Print the records again, character for character.
[Exercise inputs start]
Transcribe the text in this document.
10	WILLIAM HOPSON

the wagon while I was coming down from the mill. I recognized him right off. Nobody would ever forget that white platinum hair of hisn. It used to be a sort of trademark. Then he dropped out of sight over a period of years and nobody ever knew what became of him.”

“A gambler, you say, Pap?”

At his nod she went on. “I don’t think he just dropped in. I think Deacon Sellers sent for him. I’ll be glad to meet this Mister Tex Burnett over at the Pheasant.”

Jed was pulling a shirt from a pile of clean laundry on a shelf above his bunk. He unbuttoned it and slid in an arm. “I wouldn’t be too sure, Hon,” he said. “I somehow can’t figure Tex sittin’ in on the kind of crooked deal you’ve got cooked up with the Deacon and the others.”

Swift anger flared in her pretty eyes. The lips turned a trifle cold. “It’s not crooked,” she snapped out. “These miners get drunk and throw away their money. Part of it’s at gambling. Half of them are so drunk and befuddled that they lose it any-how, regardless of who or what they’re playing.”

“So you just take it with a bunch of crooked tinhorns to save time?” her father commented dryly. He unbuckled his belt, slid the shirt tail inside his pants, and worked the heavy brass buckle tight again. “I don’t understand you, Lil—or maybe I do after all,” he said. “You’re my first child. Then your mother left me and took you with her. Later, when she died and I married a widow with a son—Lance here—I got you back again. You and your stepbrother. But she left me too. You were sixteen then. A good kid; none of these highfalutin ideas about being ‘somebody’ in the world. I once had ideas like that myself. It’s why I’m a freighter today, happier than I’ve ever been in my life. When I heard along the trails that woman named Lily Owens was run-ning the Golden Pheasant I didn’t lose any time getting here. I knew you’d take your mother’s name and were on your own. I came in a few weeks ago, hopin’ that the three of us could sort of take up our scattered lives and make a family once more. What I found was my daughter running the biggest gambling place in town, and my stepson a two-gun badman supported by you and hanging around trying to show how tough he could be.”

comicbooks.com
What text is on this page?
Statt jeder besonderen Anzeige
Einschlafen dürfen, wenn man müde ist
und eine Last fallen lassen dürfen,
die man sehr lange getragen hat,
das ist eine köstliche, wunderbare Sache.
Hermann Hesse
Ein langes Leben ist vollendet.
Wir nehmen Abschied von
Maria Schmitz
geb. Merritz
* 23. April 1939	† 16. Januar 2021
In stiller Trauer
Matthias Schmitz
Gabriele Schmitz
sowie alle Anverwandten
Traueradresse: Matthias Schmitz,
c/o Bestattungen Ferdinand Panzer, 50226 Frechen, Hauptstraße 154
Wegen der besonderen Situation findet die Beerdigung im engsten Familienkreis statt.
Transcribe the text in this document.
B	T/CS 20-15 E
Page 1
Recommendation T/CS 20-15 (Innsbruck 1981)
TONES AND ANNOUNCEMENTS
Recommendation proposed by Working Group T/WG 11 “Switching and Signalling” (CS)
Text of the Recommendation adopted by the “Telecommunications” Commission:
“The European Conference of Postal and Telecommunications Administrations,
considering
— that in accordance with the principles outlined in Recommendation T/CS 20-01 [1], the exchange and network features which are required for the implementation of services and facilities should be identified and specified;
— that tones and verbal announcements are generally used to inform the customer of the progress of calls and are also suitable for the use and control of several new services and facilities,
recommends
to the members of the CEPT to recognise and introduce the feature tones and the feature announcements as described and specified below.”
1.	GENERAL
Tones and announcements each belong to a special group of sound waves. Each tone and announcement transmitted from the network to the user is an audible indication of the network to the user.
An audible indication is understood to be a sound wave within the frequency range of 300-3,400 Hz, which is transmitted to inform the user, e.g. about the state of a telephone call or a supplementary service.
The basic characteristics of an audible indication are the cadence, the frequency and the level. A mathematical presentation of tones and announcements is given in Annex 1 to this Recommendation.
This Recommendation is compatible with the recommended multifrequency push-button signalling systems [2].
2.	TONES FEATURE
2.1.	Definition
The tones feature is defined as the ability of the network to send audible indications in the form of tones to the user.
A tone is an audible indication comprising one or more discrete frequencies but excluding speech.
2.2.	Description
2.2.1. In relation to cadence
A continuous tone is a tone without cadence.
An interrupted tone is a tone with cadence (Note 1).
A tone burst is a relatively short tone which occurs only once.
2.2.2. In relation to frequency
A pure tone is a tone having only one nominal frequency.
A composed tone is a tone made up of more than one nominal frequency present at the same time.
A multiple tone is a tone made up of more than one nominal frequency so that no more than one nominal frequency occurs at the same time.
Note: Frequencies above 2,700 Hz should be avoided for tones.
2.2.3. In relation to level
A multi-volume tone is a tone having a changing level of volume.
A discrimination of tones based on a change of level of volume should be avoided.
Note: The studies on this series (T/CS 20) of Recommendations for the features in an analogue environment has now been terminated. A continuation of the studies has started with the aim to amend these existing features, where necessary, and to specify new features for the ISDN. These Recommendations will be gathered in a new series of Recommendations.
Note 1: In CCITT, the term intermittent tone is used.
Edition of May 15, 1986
[Exercise inputs end]
## Solution to this problem
Transcribe the text in this document.
10	WILLIAM HOPSON

the wagon while I was coming down from the mill. I recognized him right off. Nobody would ever forget that white platinum hair of hisn. It used to be a sort of trademark. Then he dropped out of sight over a period of years and nobody ever knew what became of him.”

“A gambler, you say, Pap?”

At his nod she went on. “I don’t think he just dropped in. I think Deacon Sellers sent for him. I’ll be glad to meet this Mister Tex Burnett over at the Pheasant.”

Jed was pulling a shirt from a pile of clean laundry on a shelf above his bunk. He unbuttoned it and slid in an arm. “I wouldn’t be too sure, Hon,” he said. “I somehow can’t figure Tex sittin’ in on the kind of crooked deal you’ve got cooked up with the Deacon and the others.”

Swift anger flared in her pretty eyes. The lips turned a trifle cold. “It’s not crooked,” she snapped out. “These miners get drunk and throw away their money. Part of it’s at gambling. Half of them are so drunk and befuddled that they lose it any-how, regardless of who or what they’re playing.”

“So you just take it with a bunch of crooked tinhorns to save time?” her father commented dryly. He unbuckled his belt, slid the shirt tail inside his pants, and worked the heavy brass buckle tight again. “I don’t understand you, Lil—or maybe I do after all,” he said. “You’re my first child. Then your mother left me and took you with her. Later, when she died and I married a widow with a son—Lance here—I got you back again. You and your stepbrother. But she left me too. You were sixteen then. A good kid; none of these highfalutin ideas about being ‘somebody’ in the world. I once had ideas like that myself. It’s why I’m a freighter today, happier than I’ve ever been in my life. When I heard along the trails that woman named Lily Owens was run-ning the Golden Pheasant I didn’t lose any time getting here. I knew you’d take your mother’s name and were on your own. I came in a few weeks ago, hopin’ that the three of us could sort of take up our scattered lives and make a family once more. What I found was my daughter running the biggest gambling place in town, and my stepson a two-gun badman supported by you and hanging around trying to show how tough he could be.”

comicbooks.com
What text is on this page?
Statt jeder besonderen Anzeige
Einschlafen dürfen, wenn man müde ist
und eine Last fallen lassen dürfen,
die man sehr lange getragen hat,
das ist eine köstliche, wunderbare Sache.
Hermann Hesse
Ein langes Leben ist vollendet.
Wir nehmen Abschied von
Maria Schmitz
geb. Merritz
* 23. April 1939	† 16. Januar 2021
In stiller Trauer
Matthias Schmitz
Gabriele Schmitz
sowie alle Anverwandten
Traueradresse: Matthias Schmitz,
c/o Bestattungen Ferdinand Panzer, 50226 Frechen, Hauptstraße 154
Wegen der besonderen Situation findet die Beerdigung im engsten Familienkreis statt.
Transcribe the text in this document.
B	T/CS 20-15 E
Page 1
Recommendation T/CS 20-15 (Innsbruck 1981)
TONES AND ANNOUNCEMENTS
Recommendation proposed by Working Group T/WG 11 “Switching and Signalling” (CS)
Text of the Recommendation adopted by the “Telecommunications” Commission:
“The European Conference of Postal and Telecommunications Administrations,
considering
— that in accordance with the principles outlined in Recommendation T/CS 20-01 [1], the exchange and network features which are required for the implementation of services and facilities should be identified and specified;
— that tones and verbal announcements are generally used to inform the customer of the progress of calls and are also suitable for the use and control of several new services and facilities,
recommends
to the members of the CEPT to recognise and introduce the feature tones and the feature announcements as described and specified below.”
1.	GENERAL
Tones and announcements each belong to a special group of sound waves. Each tone and announcement transmitted from the network to the user is an audible indication of the network to the user.
An audible indication is understood to be a sound wave within the frequency range of 300-3,400 Hz, which is transmitted to inform the user, e.g. about the state of a telephone call or a supplementary service.
The basic characteristics of an audible indication are the cadence, the frequency and the level. A mathematical presentation of tones and announcements is given in Annex 1 to this Recommendation.
This Recommendation is compatible with the recommended multifrequency push-button signalling systems [2].
2.	TONES FEATURE
2.1.	Definition
The tones feature is defined as the ability of the network to send audible indications in the form of tones to the user.
A tone is an audible indication comprising one or more discrete frequencies but excluding speech.
2.2.	Description
2.2.1. In relation to cadence
A continuous tone is a tone without cadence.
An interrupted tone is a tone with cadence (Note 1).
A tone burst is a relatively short tone which occurs only once.
2.2.2. In relation to frequency
A pure tone is a tone having only one nominal frequency.
A composed tone is a tone made up of more than one nominal frequency present at the same time.
A multiple tone is a tone made up of more than one nominal frequency so that no more than one nominal frequency occurs at the same time.
Note: Frequencies above 2,700 Hz should be avoided for tones.
2.2.3. In relation to level
A multi-volume tone is a tone having a changing level of volume.
A discrimination of tones based on a change of level of volume should be avoided.
Note: The studies on this series (T/CS 20) of Recommendations for the features in an analogue environment has now been terminated. A continuation of the studies has started with the aim to amend these existing features, where necessary, and to specify new features for the ISDN. These Recommendations will be gathered in a new series of Recommendations.
Note 1: In CCITT, the term intermittent tone is used.
Edition of May 15, 1986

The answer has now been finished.